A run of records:
__________________________________________________

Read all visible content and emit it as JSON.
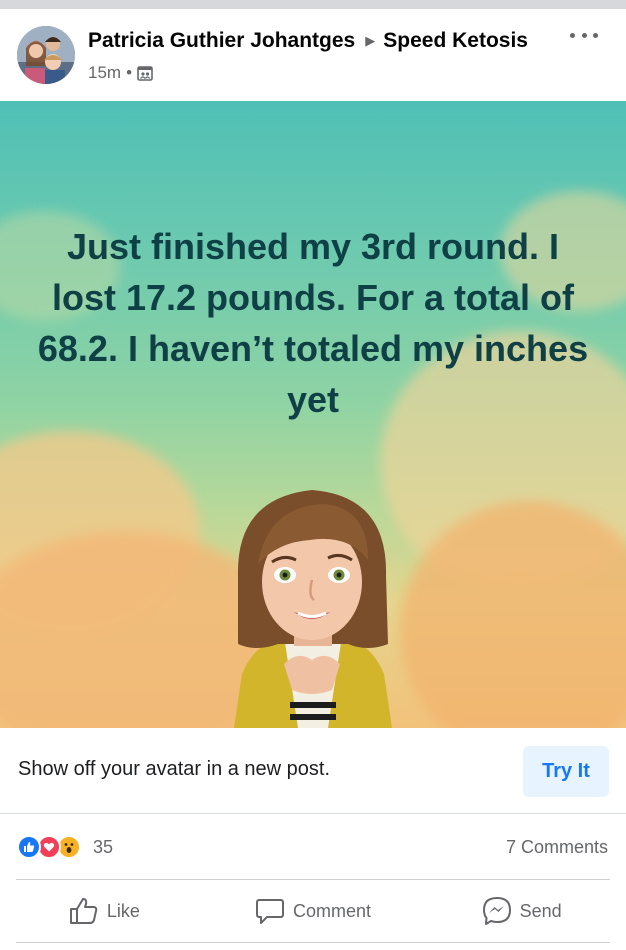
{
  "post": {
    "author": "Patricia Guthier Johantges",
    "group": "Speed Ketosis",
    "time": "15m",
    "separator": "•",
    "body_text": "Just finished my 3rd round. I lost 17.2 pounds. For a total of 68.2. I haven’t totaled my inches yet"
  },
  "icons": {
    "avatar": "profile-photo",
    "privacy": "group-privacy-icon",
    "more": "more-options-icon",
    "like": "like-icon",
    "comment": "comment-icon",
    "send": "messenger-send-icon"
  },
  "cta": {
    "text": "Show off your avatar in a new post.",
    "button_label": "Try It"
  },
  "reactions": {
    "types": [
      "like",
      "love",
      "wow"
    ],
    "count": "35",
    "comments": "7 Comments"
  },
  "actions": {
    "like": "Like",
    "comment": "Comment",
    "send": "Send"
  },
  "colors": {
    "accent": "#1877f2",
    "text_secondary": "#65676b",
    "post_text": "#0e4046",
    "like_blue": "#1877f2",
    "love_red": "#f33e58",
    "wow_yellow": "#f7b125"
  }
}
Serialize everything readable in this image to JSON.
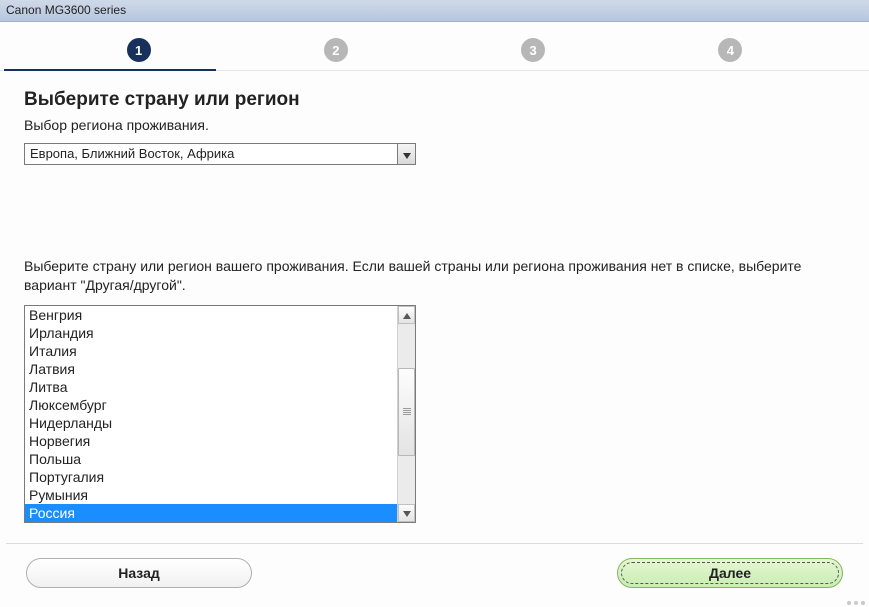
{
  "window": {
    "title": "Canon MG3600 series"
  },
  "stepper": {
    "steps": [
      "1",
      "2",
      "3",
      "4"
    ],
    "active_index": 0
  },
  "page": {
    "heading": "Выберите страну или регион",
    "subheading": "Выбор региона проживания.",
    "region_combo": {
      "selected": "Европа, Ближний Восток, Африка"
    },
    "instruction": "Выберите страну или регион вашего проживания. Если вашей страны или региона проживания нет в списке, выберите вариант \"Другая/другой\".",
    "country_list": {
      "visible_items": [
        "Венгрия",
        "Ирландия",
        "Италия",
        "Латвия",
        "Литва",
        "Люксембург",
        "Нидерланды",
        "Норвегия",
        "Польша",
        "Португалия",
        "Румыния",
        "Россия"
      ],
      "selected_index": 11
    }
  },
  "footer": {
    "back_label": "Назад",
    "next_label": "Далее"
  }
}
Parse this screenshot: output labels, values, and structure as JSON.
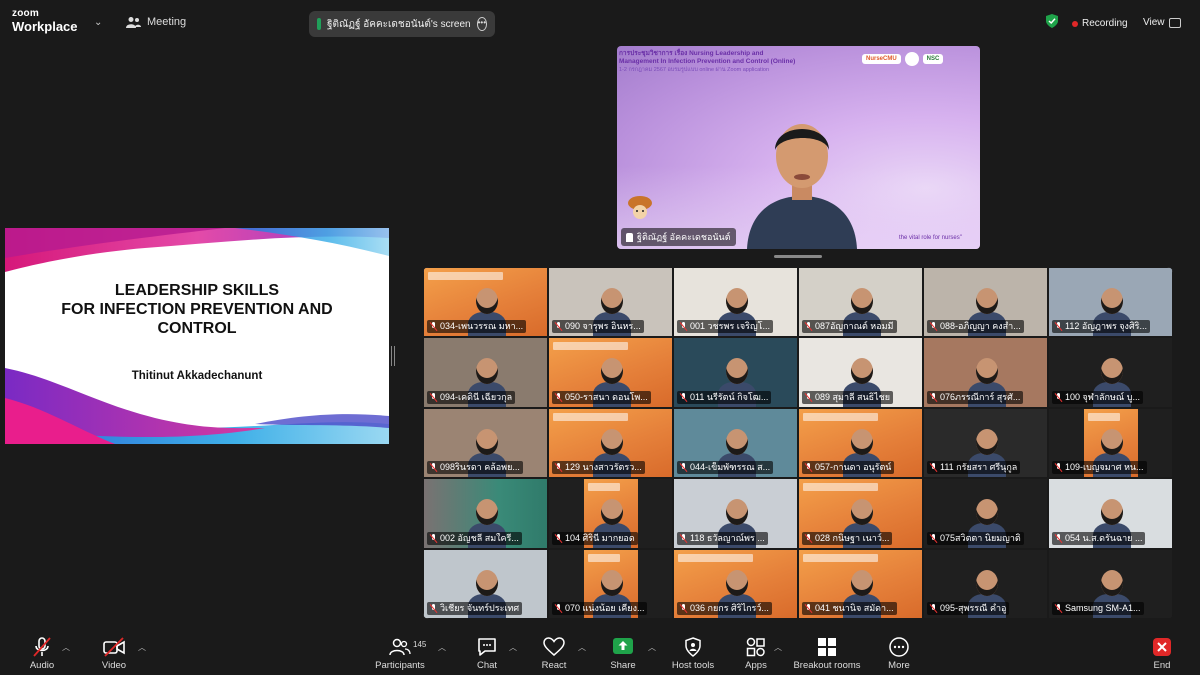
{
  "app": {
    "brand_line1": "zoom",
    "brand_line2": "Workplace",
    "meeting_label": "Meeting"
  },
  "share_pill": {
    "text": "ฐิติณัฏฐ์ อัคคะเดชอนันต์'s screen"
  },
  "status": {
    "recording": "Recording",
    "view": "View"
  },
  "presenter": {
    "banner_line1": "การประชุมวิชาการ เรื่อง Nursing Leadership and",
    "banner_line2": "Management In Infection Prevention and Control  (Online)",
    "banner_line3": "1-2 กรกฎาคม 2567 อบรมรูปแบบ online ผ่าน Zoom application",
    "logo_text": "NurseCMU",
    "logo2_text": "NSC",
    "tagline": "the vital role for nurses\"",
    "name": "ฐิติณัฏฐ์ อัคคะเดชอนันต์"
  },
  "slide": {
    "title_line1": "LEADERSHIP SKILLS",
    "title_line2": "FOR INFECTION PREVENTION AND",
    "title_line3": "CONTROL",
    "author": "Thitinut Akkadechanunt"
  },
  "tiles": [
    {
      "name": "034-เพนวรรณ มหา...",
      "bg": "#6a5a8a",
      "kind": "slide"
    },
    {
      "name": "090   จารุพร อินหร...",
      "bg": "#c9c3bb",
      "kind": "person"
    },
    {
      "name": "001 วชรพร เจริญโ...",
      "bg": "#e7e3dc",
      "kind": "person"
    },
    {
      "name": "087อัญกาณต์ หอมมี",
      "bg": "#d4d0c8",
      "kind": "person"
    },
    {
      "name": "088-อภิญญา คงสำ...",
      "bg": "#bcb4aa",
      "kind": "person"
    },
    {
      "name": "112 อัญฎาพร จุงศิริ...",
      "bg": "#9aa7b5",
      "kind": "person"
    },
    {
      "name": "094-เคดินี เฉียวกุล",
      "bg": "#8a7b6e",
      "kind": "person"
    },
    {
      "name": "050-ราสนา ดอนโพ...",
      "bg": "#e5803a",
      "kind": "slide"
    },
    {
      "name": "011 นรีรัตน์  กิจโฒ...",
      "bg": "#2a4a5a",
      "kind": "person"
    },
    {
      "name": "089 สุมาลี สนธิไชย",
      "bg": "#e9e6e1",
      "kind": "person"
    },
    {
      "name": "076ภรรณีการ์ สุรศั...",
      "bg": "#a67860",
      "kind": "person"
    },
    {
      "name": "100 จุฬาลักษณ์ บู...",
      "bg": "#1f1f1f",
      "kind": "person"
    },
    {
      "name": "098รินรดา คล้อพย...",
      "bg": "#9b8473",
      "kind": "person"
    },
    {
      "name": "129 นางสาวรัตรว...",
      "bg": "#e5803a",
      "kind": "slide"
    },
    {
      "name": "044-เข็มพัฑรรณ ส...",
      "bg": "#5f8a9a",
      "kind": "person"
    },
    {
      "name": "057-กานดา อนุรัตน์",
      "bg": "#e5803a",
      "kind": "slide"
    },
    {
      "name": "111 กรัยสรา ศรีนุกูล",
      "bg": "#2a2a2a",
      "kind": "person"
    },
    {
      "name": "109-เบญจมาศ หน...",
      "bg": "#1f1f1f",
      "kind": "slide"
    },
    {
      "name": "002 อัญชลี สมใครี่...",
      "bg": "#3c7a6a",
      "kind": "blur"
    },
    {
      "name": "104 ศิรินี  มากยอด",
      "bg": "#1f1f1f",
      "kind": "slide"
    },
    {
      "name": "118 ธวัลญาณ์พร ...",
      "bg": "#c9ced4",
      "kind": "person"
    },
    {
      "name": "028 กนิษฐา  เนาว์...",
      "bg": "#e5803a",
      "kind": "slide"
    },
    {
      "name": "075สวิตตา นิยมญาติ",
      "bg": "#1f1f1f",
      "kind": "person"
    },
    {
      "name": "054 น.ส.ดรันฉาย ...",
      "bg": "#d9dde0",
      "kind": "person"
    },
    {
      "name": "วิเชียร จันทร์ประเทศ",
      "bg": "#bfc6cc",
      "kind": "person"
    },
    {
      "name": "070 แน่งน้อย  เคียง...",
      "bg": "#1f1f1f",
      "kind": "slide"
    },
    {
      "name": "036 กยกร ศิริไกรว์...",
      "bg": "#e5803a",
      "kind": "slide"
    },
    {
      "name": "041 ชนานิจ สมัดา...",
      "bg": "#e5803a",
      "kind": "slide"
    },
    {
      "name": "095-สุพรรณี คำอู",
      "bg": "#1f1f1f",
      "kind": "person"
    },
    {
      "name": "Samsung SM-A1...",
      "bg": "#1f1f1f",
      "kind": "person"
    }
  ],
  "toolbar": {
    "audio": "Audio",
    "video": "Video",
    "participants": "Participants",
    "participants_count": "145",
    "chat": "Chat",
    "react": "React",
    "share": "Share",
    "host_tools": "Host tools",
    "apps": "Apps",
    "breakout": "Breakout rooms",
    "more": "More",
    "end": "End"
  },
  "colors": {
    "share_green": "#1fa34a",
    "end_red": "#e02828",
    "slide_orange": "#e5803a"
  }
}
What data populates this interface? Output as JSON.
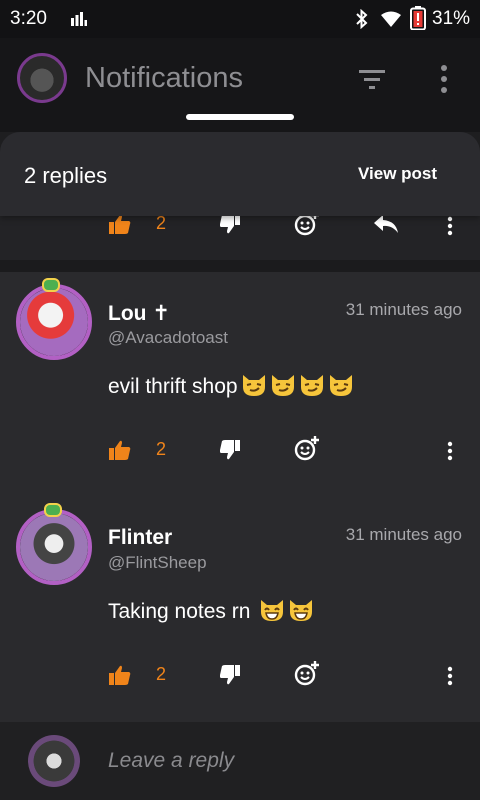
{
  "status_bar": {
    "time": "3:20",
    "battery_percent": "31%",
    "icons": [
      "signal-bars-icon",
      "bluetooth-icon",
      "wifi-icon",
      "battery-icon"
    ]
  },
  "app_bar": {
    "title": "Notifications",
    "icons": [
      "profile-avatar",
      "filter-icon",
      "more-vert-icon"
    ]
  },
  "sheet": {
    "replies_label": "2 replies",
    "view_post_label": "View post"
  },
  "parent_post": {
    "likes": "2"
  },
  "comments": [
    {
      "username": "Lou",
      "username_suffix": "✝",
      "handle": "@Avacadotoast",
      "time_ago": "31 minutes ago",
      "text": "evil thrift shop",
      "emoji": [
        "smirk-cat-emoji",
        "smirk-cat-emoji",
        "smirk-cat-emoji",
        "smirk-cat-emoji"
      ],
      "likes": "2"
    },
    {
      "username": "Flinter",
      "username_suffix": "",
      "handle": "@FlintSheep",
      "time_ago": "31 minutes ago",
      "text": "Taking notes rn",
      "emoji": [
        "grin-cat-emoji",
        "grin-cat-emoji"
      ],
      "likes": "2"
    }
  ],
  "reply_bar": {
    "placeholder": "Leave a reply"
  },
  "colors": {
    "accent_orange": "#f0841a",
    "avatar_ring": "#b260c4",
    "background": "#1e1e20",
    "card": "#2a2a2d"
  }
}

__________________________________________________

▸ **YOUR INSTRUCTIONS**
Find all lines holding the string "Выберите" and copy them.

▸ **THE RESULT**
    "heading": "Выберите страну или регион",
    "instruction": "Выберите страну или регион вашего проживания. Если вашей страны или региона проживания нет в списке, выберите вариант \"Другая/другой\".",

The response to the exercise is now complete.